## begin MATERIAL PROVIDED

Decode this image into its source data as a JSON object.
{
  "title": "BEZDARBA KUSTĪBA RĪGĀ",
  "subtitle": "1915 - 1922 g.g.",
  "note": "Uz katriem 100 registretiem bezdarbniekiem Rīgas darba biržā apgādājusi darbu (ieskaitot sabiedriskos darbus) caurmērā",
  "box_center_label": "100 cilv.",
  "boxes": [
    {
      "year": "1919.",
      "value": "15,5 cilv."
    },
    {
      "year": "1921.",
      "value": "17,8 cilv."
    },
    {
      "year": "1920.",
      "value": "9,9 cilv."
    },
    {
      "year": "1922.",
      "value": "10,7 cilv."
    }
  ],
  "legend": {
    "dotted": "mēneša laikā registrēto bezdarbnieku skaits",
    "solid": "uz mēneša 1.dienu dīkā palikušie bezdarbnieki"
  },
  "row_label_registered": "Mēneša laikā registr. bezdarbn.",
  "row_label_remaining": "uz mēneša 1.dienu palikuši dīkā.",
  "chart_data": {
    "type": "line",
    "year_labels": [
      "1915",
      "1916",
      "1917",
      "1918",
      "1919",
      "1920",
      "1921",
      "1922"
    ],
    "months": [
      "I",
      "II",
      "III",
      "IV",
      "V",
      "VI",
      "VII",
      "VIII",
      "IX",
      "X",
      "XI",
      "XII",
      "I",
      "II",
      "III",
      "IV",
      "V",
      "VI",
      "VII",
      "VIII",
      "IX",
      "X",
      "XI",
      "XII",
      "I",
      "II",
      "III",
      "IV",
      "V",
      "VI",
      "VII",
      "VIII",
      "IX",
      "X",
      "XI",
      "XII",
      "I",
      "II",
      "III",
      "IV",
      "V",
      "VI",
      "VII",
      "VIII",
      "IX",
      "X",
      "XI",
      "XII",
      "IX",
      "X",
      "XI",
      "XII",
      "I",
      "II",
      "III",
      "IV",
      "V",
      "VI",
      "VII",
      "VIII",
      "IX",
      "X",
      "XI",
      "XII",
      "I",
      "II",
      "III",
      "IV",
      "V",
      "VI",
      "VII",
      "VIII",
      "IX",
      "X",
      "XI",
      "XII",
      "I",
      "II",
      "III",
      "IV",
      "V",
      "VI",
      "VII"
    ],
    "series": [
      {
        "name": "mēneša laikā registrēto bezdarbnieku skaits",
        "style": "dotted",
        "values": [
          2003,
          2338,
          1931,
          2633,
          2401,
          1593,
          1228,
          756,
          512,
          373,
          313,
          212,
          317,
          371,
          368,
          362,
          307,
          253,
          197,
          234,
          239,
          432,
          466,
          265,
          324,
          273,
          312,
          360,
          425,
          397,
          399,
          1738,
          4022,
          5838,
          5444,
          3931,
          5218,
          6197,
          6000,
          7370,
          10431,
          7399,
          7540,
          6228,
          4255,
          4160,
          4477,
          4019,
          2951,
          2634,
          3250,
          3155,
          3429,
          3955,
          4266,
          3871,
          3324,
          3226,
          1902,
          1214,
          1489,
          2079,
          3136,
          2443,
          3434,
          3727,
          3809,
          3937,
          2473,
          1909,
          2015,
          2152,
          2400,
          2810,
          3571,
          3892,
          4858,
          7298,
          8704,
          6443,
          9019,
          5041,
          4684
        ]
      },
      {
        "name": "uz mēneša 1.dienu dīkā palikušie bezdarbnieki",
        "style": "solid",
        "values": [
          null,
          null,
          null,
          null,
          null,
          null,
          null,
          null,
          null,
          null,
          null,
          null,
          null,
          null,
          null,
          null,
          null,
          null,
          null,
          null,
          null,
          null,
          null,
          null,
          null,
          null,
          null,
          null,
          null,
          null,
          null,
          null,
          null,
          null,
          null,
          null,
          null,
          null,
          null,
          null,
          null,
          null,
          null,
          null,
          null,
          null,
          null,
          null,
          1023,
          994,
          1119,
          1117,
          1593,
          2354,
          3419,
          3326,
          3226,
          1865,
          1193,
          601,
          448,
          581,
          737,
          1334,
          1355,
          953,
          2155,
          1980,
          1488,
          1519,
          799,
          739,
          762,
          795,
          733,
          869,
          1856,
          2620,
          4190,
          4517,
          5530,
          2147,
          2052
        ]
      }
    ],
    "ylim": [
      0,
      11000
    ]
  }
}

## end MATERIAL PROVIDED

* TASK GOAL:
Count the lines in the records above that contain the word "skaits", and give only the number.

* RIGHT ANSWER:
2